Your goal:
Write out the full set of records exactly. Any pictures in them do not belong in the copy.

Chart and figure data
* start *

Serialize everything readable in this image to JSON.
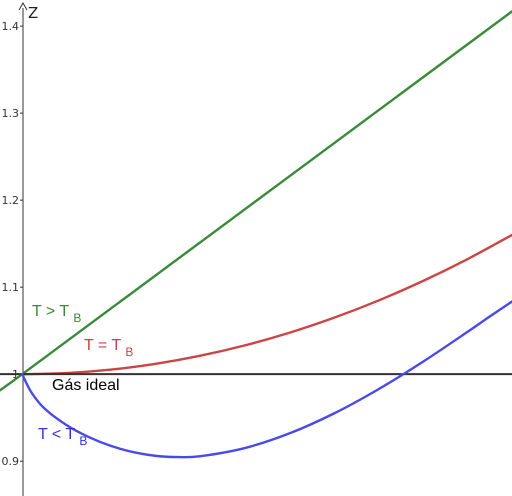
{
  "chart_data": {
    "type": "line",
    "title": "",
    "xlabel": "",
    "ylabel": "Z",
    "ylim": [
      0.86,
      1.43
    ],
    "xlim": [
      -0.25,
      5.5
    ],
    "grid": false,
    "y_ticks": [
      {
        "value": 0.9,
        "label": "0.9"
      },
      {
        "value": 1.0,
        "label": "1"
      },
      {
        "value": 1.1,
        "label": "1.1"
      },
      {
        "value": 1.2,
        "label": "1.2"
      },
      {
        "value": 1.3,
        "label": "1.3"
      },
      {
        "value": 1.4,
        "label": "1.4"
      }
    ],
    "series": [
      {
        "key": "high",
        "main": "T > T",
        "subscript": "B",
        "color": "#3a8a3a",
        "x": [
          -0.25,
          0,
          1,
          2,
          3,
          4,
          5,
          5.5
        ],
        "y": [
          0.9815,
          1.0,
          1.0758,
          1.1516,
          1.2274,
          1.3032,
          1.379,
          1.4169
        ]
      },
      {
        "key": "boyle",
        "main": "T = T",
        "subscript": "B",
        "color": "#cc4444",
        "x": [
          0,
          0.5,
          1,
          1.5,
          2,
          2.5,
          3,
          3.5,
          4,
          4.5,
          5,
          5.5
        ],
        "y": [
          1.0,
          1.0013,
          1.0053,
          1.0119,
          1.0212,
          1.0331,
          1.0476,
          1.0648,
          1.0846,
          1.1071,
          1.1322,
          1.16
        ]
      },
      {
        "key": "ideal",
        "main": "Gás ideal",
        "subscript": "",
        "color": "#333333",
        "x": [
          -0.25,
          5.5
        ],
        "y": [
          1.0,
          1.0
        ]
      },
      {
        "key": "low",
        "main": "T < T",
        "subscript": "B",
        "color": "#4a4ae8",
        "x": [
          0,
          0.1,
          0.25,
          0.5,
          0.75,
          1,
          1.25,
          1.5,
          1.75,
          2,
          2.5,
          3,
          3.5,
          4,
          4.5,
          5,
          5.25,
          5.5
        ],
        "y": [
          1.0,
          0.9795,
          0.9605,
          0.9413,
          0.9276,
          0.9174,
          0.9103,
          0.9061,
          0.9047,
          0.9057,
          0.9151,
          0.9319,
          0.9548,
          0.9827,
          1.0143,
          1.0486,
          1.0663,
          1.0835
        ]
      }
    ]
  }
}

* end *

Full output:
Serialize everything readable in this image to JSON.
{
  "chart_data": {
    "type": "line",
    "title": "",
    "xlabel": "",
    "ylabel": "Z",
    "ylim": [
      0.86,
      1.43
    ],
    "xlim": [
      -0.25,
      5.5
    ],
    "grid": false,
    "y_ticks": [
      {
        "value": 0.9,
        "label": "0.9"
      },
      {
        "value": 1.0,
        "label": "1"
      },
      {
        "value": 1.1,
        "label": "1.1"
      },
      {
        "value": 1.2,
        "label": "1.2"
      },
      {
        "value": 1.3,
        "label": "1.3"
      },
      {
        "value": 1.4,
        "label": "1.4"
      }
    ],
    "series": [
      {
        "key": "high",
        "main": "T > T",
        "subscript": "B",
        "color": "#3a8a3a",
        "x": [
          -0.25,
          0,
          1,
          2,
          3,
          4,
          5,
          5.5
        ],
        "y": [
          0.9815,
          1.0,
          1.0758,
          1.1516,
          1.2274,
          1.3032,
          1.379,
          1.4169
        ]
      },
      {
        "key": "boyle",
        "main": "T = T",
        "subscript": "B",
        "color": "#cc4444",
        "x": [
          0,
          0.5,
          1,
          1.5,
          2,
          2.5,
          3,
          3.5,
          4,
          4.5,
          5,
          5.5
        ],
        "y": [
          1.0,
          1.0013,
          1.0053,
          1.0119,
          1.0212,
          1.0331,
          1.0476,
          1.0648,
          1.0846,
          1.1071,
          1.1322,
          1.16
        ]
      },
      {
        "key": "ideal",
        "main": "Gás ideal",
        "subscript": "",
        "color": "#333333",
        "x": [
          -0.25,
          5.5
        ],
        "y": [
          1.0,
          1.0
        ]
      },
      {
        "key": "low",
        "main": "T < T",
        "subscript": "B",
        "color": "#4a4ae8",
        "x": [
          0,
          0.1,
          0.25,
          0.5,
          0.75,
          1,
          1.25,
          1.5,
          1.75,
          2,
          2.5,
          3,
          3.5,
          4,
          4.5,
          5,
          5.25,
          5.5
        ],
        "y": [
          1.0,
          0.9795,
          0.9605,
          0.9413,
          0.9276,
          0.9174,
          0.9103,
          0.9061,
          0.9047,
          0.9057,
          0.9151,
          0.9319,
          0.9548,
          0.9827,
          1.0143,
          1.0486,
          1.0663,
          1.0835
        ]
      }
    ]
  }
}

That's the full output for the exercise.